- **What you will do**
All of the listing below must be repeated word for word. Pictures are the only thing to omit.

[START OF Data shown]

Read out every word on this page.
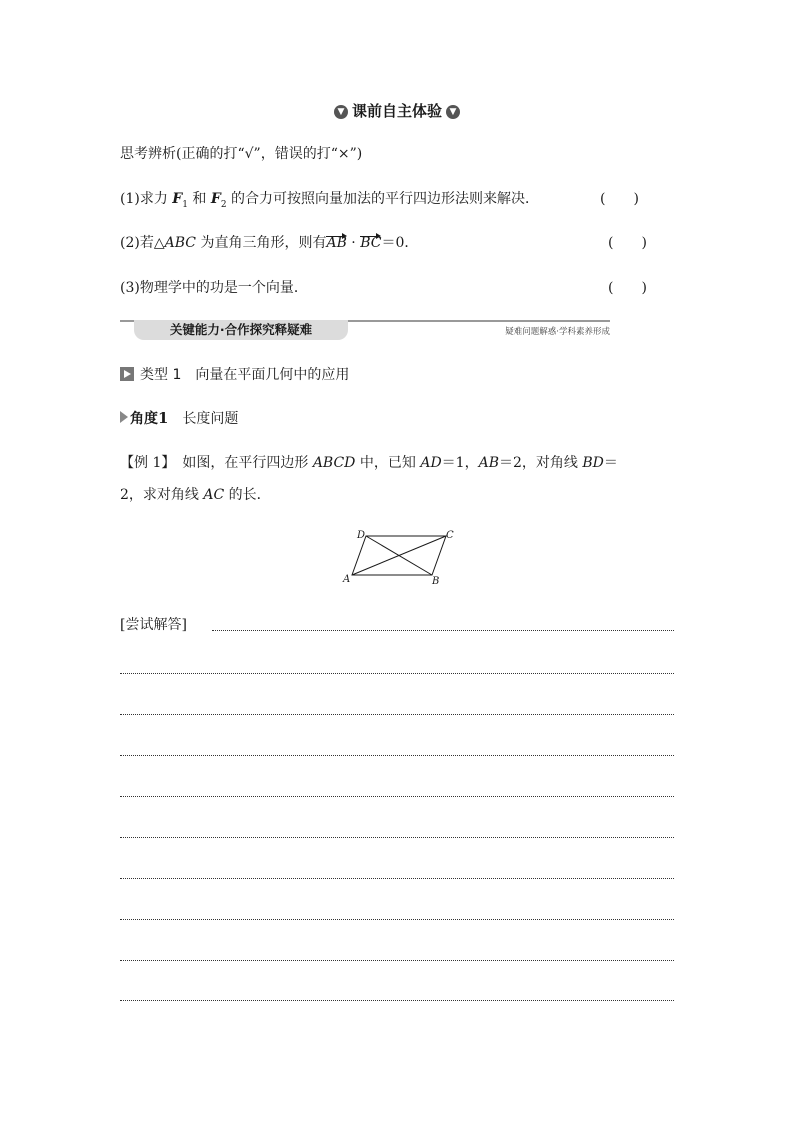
▼ 课前自主体验 ▼
思考辨析(正确的打“√”，错误的打“×”)
(1)求力 $F_1$ 和 $F_2$ 的合力可按照向量加法的平行四边形法则来解决．	(　　)
(2)若△ABC 为直角三角形，则有AB · BC＝0．	(　　)
(3)物理学中的功是一个向量．	(　　)
关键能力·合作探究释疑难	疑难问题解惑·学科素养形成
类型 1　 向量在平面几何中的应用
角度1　 长度问题
【例 1】　 如图，在平行四边形 ABCD 中，已知 AD＝1，AB＝2，对角线 BD＝
2，求对角线 AC 的长．
D	C
A	B
[尝试解答]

[END OF Data shown]

- **Exercise result**
Read out every word on this page.
▼ 课前自主体验 ▼
思考辨析(正确的打“√”，错误的打“×”)
(1)求力 $F_1$ 和 $F_2$ 的合力可按照向量加法的平行四边形法则来解决．	(　　)
(2)若△ABC 为直角三角形，则有AB · BC＝0．	(　　)
(3)物理学中的功是一个向量．	(　　)
关键能力·合作探究释疑难	疑难问题解惑·学科素养形成
类型 1　 向量在平面几何中的应用
角度1　 长度问题
【例 1】　 如图，在平行四边形 ABCD 中，已知 AD＝1，AB＝2，对角线 BD＝
2，求对角线 AC 的长．
D	C
A	B
[尝试解答]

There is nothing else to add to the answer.